• EXERCISE: Using the results in the antipsychotic polypharmacy abstract below, explain what supports its conclusion that APP rates and time trends differ by region.

• EXTRACTED TEXT:
◆ ◆ ◆ ◆ ◆

Objective
To assess the prevalence and correlates of antipsychotic polypharmacy (APP) across decades and regions.
Methods
Electronic PubMed/Google Scholar search for studies reporting on APP, published from 1970-05/2009. Median rates and interquartile ranges (IQR) were calculated and compared using non-parametric tests. Demographic and clinical variables were tested as correlates of APP in bivariate and meta-regression analyses.
Results
Across 147 studies (1,418,163 participants, 82.9% diagnosed with schizophrenia [IQR=42–100%]), the median APP rate was 19.6% (IQR=12.9–35.0%). Most common combinations included first-generation antipsychotics (FGAs)+second-generation antipsychotics (SGAs) (42.4%, IQR=0.0–71.4%) followed by FGAs+FGAs (19.6%, IQR=0.0–100%) and SGAs+SGAs (1.8%, IQR=0.0–28%). APP rates were not different between decades (1970–1979:28.8%, IQR=7.5–44%; 1980–1989:17.6%, IQR=10.8–38.2; 1990–1999:22.0%, IQR=11–40; 2000–2009:19.2% IQR=14.4–29.9, p=0.78), but between regions, being higher in Asia and Europe than North America, and in Asia than Oceania (p<0.001). APP increased numerically by 34% in North America from the 1980s 12.7%) to 2000s (17.0%) (p=0.94) and decreased significantly by 65% from 1980 (55.5%) to 2000 (19.2%) in Asia (p=0.03), with non-significant changes in Europe. APP was associated with inpatient status (p<0.001), use of FGAs (p<0.0001) and anticholinergics (<0.001), schizophrenia (p=0.01), less antidepressant use (p=0.02), greater LAIs use (p=0.04), shorter follow-up (p=0.001) and cross-sectional vs. longitudinal study design (p=0.03). In a meta-regression, inpatient status (p<0.0001), FGA use (0.046), and schizophrenia diagnosis (p=0.004) independently predicted APP (N=66, R2=0.44, p<0.0001).
Conclusions
APP is common with different rates and time trends by region over the last four decades. APP is associated with greater anticholinergic requirement, shorter observation time, greater illness severity and lower antidepressant use.

◆ ◆ ◆ ◆ ◆

• DATA SHOWN:
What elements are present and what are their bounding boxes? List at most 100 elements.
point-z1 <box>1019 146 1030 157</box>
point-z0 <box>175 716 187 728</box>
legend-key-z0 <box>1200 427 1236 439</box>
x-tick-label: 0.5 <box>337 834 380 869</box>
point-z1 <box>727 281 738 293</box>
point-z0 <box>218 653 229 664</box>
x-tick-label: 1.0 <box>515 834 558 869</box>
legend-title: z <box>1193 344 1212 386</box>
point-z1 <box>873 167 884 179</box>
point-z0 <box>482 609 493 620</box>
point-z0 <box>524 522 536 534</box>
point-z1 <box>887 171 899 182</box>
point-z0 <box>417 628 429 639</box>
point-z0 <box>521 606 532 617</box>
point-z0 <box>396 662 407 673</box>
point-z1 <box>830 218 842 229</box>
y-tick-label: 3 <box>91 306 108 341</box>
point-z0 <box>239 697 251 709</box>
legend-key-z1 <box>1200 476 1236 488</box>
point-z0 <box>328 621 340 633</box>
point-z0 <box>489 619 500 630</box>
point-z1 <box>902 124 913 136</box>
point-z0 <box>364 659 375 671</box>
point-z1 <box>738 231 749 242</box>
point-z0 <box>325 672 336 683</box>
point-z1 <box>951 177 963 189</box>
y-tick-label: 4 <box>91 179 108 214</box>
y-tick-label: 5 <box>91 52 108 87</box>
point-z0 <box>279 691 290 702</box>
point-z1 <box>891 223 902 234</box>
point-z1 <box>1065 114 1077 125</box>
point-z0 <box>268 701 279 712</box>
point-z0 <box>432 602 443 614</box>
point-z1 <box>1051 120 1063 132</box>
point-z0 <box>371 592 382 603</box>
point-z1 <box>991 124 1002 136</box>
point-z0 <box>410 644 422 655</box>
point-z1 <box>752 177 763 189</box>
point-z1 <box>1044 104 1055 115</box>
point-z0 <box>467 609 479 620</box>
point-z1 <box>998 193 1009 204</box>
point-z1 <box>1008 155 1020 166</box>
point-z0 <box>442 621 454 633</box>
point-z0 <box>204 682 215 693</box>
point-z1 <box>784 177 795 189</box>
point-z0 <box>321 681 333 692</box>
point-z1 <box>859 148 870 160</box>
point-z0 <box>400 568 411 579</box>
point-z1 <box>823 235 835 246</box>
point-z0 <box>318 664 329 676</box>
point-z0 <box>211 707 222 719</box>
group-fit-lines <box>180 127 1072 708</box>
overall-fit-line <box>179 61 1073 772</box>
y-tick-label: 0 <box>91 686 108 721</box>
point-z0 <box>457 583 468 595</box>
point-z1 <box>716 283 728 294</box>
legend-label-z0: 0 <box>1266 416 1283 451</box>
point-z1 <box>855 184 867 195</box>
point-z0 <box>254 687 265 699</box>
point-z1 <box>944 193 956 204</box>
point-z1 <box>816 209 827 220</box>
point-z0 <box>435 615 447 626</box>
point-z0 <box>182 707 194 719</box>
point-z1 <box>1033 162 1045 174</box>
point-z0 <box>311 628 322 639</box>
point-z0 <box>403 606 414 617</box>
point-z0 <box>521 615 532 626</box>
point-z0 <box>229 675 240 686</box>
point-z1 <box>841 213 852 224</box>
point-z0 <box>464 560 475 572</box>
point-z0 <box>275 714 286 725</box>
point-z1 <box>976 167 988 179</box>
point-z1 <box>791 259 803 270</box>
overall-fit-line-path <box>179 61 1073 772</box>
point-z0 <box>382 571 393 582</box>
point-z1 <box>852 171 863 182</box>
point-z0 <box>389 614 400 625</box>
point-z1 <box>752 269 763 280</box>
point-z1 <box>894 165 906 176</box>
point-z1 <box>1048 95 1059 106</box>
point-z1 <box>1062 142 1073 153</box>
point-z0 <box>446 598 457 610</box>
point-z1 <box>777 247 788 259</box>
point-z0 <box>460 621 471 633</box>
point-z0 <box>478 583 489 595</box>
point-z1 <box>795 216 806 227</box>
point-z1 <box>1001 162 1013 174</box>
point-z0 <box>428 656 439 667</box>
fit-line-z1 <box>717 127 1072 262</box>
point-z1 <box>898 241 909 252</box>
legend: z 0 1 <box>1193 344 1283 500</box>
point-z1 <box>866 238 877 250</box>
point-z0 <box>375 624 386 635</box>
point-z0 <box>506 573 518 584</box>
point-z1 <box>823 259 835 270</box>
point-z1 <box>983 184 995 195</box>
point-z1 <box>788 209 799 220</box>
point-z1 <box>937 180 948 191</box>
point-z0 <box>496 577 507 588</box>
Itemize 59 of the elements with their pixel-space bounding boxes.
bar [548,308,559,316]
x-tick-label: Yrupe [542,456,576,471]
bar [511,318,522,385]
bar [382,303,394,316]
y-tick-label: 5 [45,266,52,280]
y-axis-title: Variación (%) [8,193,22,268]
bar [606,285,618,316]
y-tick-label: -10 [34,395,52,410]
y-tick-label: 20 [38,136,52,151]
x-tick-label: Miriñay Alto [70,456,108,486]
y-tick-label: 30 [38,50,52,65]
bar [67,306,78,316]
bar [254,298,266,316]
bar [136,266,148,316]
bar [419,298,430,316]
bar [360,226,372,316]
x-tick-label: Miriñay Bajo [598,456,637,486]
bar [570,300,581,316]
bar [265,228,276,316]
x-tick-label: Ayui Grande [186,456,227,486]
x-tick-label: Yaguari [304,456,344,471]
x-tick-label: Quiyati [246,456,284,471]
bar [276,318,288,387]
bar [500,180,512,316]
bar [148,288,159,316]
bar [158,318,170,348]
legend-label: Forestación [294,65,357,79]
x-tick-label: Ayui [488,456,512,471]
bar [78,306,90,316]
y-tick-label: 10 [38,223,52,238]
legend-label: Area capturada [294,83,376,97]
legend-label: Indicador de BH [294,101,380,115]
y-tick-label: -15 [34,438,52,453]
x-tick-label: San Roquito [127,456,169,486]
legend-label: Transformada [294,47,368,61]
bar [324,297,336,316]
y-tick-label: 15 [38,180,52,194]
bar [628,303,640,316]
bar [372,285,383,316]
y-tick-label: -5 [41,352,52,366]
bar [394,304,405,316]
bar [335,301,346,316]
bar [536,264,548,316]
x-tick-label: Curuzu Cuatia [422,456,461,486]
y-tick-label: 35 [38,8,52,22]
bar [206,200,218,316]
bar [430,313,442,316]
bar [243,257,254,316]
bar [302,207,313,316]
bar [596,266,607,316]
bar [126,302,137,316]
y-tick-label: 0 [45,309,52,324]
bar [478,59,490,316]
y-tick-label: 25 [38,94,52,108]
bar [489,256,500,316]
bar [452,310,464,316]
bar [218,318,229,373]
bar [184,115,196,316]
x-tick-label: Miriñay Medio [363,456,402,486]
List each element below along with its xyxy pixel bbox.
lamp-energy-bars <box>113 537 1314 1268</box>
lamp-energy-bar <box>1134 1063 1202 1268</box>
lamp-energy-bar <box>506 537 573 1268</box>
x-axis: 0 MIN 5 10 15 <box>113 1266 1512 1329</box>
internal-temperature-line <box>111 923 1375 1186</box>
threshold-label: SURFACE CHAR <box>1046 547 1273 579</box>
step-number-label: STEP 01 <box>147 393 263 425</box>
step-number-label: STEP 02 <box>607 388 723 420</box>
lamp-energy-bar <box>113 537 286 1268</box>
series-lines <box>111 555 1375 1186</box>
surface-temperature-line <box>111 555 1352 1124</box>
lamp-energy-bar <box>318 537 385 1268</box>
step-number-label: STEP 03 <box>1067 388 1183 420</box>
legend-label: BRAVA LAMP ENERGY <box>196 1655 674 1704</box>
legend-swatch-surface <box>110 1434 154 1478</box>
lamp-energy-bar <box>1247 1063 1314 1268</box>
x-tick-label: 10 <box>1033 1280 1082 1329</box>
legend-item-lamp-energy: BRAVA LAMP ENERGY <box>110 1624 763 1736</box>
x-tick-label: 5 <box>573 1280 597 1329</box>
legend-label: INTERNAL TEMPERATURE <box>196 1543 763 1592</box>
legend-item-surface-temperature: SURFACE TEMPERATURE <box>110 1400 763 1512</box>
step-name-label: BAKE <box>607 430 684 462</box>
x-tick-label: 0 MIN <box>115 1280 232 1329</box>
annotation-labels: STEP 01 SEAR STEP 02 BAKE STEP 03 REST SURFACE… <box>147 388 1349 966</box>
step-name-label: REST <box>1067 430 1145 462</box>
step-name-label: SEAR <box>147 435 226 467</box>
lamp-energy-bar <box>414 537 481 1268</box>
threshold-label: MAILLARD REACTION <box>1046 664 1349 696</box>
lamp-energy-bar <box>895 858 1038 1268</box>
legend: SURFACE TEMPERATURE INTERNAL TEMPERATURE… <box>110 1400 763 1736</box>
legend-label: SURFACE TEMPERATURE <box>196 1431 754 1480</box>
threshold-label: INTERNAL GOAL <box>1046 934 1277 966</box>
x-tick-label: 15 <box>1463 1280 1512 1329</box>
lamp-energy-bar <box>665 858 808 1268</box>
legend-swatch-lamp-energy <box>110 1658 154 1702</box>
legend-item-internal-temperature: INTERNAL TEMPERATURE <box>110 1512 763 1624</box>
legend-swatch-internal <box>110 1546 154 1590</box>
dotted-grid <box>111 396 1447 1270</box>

◆ ◆ ◆ ◆ ◆

• WRITTEN SOLUTION: APP rates differed significantly between regions (p<0.001). They were higher in Asia and Europe than in North America, and higher in Asia than in Oceania. The trends also diverged: APP fell significantly by 65% in Asia from 1980 to 2000 (p=0.03), rose numerically but not significantly by 34% in North America from the 1980s to the 2000s (p=0.94), and changed non-significantly in Europe.